* Direction
Restate every entry word for word.

* Extracted data
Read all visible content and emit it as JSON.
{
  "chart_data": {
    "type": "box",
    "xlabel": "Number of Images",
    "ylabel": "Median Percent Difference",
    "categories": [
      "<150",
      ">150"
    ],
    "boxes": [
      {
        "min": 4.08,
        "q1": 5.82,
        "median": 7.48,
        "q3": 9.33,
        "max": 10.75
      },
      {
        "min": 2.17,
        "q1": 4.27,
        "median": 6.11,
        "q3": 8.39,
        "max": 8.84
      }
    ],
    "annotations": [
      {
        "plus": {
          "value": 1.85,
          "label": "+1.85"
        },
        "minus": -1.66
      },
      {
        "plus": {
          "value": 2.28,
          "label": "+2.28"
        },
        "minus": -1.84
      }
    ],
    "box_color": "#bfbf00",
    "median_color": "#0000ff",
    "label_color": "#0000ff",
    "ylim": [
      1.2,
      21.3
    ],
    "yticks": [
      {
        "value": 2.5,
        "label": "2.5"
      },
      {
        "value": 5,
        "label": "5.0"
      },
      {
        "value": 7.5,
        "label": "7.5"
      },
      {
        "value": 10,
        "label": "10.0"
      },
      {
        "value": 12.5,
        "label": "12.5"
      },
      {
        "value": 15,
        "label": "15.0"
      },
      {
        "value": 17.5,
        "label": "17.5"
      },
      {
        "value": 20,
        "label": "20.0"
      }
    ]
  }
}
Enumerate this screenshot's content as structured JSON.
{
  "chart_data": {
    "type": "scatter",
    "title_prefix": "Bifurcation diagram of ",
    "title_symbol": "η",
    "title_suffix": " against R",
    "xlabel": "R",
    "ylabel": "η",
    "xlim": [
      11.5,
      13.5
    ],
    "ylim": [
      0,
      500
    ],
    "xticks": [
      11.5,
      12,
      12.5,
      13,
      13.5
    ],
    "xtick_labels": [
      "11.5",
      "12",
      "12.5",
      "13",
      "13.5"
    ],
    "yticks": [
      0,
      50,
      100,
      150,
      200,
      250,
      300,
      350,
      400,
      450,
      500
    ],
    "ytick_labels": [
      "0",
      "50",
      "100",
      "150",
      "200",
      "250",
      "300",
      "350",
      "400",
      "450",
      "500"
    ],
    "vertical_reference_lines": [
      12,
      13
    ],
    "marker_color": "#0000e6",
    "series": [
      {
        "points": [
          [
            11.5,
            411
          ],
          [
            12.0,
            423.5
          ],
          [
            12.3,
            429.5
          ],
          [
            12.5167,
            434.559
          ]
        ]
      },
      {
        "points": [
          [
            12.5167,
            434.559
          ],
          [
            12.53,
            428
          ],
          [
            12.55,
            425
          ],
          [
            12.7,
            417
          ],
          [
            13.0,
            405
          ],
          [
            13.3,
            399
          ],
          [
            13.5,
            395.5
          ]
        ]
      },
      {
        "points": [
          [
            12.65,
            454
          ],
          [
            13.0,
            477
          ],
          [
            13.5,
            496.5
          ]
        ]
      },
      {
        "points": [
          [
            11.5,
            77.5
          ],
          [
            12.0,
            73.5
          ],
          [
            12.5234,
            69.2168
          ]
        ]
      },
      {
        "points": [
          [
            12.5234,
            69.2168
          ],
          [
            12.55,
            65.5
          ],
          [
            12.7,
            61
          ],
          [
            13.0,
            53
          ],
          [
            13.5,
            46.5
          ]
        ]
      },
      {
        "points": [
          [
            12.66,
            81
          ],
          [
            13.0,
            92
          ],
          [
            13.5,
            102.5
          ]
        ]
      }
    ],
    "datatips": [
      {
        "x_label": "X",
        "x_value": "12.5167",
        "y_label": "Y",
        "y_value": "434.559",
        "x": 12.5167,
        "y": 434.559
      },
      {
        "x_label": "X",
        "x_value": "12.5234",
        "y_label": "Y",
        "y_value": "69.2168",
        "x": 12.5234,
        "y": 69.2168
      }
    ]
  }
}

* Written answer
Read all visible content and emit it as JSON.
{
  "chart_data": {
    "type": "box",
    "xlabel": "Number of Images",
    "ylabel": "Median Percent Difference",
    "categories": [
      "<150",
      ">150"
    ],
    "boxes": [
      {
        "min": 4.08,
        "q1": 5.82,
        "median": 7.48,
        "q3": 9.33,
        "max": 10.75
      },
      {
        "min": 2.17,
        "q1": 4.27,
        "median": 6.11,
        "q3": 8.39,
        "max": 8.84
      }
    ],
    "annotations": [
      {
        "plus": {
          "value": 1.85,
          "label": "+1.85"
        },
        "minus": -1.66
      },
      {
        "plus": {
          "value": 2.28,
          "label": "+2.28"
        },
        "minus": -1.84
      }
    ],
    "box_color": "#bfbf00",
    "median_color": "#0000ff",
    "label_color": "#0000ff",
    "ylim": [
      1.2,
      21.3
    ],
    "yticks": [
      {
        "value": 2.5,
        "label": "2.5"
      },
      {
        "value": 5,
        "label": "5.0"
      },
      {
        "value": 7.5,
        "label": "7.5"
      },
      {
        "value": 10,
        "label": "10.0"
      },
      {
        "value": 12.5,
        "label": "12.5"
      },
      {
        "value": 15,
        "label": "15.0"
      },
      {
        "value": 17.5,
        "label": "17.5"
      },
      {
        "value": 20,
        "label": "20.0"
      }
    ]
  }
}
Enumerate this screenshot's content as structured JSON.
{
  "chart_data": {
    "type": "scatter",
    "title_prefix": "Bifurcation diagram of ",
    "title_symbol": "η",
    "title_suffix": " against R",
    "xlabel": "R",
    "ylabel": "η",
    "xlim": [
      11.5,
      13.5
    ],
    "ylim": [
      0,
      500
    ],
    "xticks": [
      11.5,
      12,
      12.5,
      13,
      13.5
    ],
    "xtick_labels": [
      "11.5",
      "12",
      "12.5",
      "13",
      "13.5"
    ],
    "yticks": [
      0,
      50,
      100,
      150,
      200,
      250,
      300,
      350,
      400,
      450,
      500
    ],
    "ytick_labels": [
      "0",
      "50",
      "100",
      "150",
      "200",
      "250",
      "300",
      "350",
      "400",
      "450",
      "500"
    ],
    "vertical_reference_lines": [
      12,
      13
    ],
    "marker_color": "#0000e6",
    "series": [
      {
        "points": [
          [
            11.5,
            411
          ],
          [
            12.0,
            423.5
          ],
          [
            12.3,
            429.5
          ],
          [
            12.5167,
            434.559
          ]
        ]
      },
      {
        "points": [
          [
            12.5167,
            434.559
          ],
          [
            12.53,
            428
          ],
          [
            12.55,
            425
          ],
          [
            12.7,
            417
          ],
          [
            13.0,
            405
          ],
          [
            13.3,
            399
          ],
          [
            13.5,
            395.5
          ]
        ]
      },
      {
        "points": [
          [
            12.65,
            454
          ],
          [
            13.0,
            477
          ],
          [
            13.5,
            496.5
          ]
        ]
      },
      {
        "points": [
          [
            11.5,
            77.5
          ],
          [
            12.0,
            73.5
          ],
          [
            12.5234,
            69.2168
          ]
        ]
      },
      {
        "points": [
          [
            12.5234,
            69.2168
          ],
          [
            12.55,
            65.5
          ],
          [
            12.7,
            61
          ],
          [
            13.0,
            53
          ],
          [
            13.5,
            46.5
          ]
        ]
      },
      {
        "points": [
          [
            12.66,
            81
          ],
          [
            13.0,
            92
          ],
          [
            13.5,
            102.5
          ]
        ]
      }
    ],
    "datatips": [
      {
        "x_label": "X",
        "x_value": "12.5167",
        "y_label": "Y",
        "y_value": "434.559",
        "x": 12.5167,
        "y": 434.559
      },
      {
        "x_label": "X",
        "x_value": "12.5234",
        "y_label": "Y",
        "y_value": "69.2168",
        "x": 12.5234,
        "y": 69.2168
      }
    ]
  }
}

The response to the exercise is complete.